[Opening Given passage section]

Decryption Path

IPsec_GW Reference Pipeline User Guide (UG1671)

Document ID
UG1671
Release Date
2024-02-15
Revision
1.1 English

Packet paths for encryption and decryption follow P4 Ingress to P4 Egress pipelines.

For the Decryption path, where a packet comes in from the uplink encrypted, the packet gets decrypted in P4I. The decrypted packet goes to P4E where it is validated, and can be sent directly to the uplink interface, or can be sent back to the P4 pipeline for a 'flow lookup' on inner packet-header fields for additional services such as packet rewrites, SDN policy offload, flow offloads, NAT, stateful firewall, or observability. See the following figure.

[Closing Given passage section]
[Opening Recorded information section]

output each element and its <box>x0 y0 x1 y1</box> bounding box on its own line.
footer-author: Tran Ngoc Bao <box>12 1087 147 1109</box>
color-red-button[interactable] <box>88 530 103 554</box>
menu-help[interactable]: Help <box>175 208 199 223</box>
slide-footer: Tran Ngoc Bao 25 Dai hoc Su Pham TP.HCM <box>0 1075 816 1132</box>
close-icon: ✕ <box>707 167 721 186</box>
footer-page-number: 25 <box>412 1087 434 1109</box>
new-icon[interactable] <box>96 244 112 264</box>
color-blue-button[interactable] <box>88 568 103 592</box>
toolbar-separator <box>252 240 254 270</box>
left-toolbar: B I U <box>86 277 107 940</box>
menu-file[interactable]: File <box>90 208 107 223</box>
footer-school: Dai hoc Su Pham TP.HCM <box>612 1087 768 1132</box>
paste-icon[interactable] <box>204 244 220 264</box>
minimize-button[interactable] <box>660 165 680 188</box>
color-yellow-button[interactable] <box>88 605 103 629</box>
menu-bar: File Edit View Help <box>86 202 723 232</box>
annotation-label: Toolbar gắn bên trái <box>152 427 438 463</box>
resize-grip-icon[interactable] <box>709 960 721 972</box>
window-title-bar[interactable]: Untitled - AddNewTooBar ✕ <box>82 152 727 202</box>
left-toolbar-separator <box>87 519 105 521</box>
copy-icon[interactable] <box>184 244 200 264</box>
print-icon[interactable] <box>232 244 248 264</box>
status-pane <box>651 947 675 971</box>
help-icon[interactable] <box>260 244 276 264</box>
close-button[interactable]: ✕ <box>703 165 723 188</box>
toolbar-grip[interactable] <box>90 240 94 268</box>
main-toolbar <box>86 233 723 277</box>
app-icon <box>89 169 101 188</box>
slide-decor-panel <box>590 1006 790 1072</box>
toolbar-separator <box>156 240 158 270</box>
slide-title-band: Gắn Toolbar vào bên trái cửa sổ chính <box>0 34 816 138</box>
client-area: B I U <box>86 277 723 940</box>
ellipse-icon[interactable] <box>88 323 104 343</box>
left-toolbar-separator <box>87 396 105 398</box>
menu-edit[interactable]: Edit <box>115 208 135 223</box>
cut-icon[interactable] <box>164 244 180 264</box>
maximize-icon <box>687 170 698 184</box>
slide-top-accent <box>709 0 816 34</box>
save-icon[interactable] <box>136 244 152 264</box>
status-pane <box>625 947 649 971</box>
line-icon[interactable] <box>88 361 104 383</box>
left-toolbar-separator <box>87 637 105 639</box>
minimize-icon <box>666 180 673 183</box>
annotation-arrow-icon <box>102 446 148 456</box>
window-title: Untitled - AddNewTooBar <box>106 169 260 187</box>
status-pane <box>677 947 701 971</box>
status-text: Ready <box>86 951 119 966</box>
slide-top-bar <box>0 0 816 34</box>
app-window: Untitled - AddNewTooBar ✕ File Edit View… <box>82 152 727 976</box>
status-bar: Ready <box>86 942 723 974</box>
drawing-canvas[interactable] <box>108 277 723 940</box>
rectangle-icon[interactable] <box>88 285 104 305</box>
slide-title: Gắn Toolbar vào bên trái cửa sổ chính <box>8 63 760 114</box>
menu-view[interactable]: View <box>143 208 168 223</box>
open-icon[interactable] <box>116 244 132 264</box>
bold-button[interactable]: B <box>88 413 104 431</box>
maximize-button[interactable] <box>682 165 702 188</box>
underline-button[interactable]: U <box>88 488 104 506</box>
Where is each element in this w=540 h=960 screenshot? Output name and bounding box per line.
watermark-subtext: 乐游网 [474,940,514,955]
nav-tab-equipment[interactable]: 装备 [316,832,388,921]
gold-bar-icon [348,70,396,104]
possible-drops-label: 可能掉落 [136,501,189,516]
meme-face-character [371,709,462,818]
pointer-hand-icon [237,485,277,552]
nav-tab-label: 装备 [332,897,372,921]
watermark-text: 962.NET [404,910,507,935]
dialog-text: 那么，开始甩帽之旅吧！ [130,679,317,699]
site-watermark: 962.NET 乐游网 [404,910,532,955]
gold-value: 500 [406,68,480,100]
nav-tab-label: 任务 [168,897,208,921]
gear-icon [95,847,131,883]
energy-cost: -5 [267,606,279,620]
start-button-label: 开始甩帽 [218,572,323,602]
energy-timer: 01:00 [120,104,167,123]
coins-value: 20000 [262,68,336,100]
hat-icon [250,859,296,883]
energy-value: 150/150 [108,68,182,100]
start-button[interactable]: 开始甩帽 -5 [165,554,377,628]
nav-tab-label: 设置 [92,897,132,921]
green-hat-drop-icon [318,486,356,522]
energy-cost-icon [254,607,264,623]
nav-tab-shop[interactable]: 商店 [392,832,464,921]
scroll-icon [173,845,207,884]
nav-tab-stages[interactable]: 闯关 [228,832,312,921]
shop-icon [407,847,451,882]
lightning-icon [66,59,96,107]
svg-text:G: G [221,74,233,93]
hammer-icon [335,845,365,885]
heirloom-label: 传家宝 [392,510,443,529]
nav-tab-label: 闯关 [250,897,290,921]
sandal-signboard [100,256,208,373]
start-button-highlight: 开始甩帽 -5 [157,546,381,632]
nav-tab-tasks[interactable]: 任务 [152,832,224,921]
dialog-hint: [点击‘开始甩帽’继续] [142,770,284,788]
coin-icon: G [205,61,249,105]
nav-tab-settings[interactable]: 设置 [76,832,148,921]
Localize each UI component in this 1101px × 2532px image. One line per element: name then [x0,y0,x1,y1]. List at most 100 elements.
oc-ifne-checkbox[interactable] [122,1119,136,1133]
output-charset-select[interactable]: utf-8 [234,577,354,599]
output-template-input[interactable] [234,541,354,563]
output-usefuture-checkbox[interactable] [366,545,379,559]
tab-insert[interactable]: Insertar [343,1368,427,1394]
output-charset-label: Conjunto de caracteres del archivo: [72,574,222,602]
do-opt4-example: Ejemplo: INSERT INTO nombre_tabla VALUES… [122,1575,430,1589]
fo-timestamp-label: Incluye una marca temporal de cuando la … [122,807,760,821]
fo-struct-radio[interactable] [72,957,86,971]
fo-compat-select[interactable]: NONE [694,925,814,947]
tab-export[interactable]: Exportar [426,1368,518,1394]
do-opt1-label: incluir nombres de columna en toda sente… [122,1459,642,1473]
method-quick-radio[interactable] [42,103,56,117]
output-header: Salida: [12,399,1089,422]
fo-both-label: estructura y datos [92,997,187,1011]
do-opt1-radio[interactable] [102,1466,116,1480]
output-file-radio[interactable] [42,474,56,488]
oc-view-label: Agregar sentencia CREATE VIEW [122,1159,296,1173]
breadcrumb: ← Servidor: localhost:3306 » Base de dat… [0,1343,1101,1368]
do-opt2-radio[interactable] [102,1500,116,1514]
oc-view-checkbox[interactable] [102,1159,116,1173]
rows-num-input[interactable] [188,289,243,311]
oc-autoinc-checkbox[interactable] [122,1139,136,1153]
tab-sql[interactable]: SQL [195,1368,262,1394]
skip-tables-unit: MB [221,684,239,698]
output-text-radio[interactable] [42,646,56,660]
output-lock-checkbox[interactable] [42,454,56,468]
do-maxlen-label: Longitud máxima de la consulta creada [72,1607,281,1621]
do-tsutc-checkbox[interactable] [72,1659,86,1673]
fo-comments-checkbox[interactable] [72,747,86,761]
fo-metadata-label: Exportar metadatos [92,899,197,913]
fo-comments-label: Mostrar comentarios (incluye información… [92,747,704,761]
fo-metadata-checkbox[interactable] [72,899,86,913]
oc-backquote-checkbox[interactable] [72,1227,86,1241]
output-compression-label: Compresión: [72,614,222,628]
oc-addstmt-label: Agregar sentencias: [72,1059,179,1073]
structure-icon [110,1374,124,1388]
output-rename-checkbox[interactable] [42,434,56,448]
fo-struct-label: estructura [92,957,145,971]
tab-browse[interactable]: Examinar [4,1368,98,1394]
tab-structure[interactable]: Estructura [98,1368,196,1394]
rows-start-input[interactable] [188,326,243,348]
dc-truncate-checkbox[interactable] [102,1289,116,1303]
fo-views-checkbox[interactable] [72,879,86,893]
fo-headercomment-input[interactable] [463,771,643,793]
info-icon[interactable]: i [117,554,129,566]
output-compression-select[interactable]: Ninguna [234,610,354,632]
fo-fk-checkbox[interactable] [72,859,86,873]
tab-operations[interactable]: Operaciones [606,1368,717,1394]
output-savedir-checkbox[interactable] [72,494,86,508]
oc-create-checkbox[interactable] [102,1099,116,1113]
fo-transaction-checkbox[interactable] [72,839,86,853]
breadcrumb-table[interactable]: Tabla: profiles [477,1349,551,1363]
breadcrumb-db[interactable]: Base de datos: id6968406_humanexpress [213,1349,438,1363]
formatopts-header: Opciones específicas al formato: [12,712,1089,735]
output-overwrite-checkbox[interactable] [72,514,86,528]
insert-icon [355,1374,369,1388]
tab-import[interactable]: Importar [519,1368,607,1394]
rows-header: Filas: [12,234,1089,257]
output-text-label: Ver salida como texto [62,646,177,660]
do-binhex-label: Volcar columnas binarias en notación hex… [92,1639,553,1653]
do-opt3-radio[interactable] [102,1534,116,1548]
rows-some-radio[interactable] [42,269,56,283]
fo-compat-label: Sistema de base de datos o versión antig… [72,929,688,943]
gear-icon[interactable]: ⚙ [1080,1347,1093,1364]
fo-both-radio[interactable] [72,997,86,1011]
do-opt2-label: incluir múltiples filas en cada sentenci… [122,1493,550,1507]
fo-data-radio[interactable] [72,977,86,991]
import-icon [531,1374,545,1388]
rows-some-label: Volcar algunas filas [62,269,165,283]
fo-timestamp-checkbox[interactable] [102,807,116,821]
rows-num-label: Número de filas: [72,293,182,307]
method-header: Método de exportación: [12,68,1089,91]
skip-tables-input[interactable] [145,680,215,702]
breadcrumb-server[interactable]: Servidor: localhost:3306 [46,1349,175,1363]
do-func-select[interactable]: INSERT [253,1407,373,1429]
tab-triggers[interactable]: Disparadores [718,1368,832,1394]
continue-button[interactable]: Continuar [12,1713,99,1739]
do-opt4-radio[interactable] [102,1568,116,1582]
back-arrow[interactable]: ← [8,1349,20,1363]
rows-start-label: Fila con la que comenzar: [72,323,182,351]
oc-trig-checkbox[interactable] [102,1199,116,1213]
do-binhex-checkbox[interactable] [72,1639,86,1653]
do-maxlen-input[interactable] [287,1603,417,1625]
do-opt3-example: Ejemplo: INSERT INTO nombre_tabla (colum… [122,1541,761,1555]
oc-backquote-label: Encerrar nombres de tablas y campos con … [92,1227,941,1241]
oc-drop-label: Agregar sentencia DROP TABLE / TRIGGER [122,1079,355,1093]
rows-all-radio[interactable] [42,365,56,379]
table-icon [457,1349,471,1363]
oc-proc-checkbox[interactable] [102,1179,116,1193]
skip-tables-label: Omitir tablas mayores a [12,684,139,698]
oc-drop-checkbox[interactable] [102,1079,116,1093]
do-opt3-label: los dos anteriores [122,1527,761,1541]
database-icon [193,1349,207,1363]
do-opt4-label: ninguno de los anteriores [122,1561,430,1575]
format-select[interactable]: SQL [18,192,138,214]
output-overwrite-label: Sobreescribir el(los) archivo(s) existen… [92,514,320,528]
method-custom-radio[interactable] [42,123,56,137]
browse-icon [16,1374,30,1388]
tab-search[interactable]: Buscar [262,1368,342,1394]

[Closing Recorded information section]

#### [Using the information]
1. In the decryption path section, why can a decrypted packet be sent back to the P4 pipeline? Answer in one to three sentences.
2. Copy the decryption path section between "Packet paths for" and "the following figure.", inclusive, replacing "uplink" with "network".
The items stand apart from the decryption path section and are not part of it.

#### [Solutions below]
1. It can go back for a 'flow lookup' on inner packet-header fields. That lookup supports additional services such as packet rewrites, SDN policy offload, flow offloads, NAT, stateful firewall, or observability.

2.
Packet paths for encryption and decryption follow P4 Ingress to P4 Egress pipelines.

For the Decryption path, where a packet comes in from the network encrypted, the packet gets decrypted in P4I. The decrypted packet goes to P4E where it is validated, and can be sent directly to the network interface, or can be sent back to the P4 pipeline for a 'flow lookup' on inner packet-header fields for additional services such as packet rewrites, SDN policy offload, flow offloads, NAT, stateful firewall, or observability. See the following figure.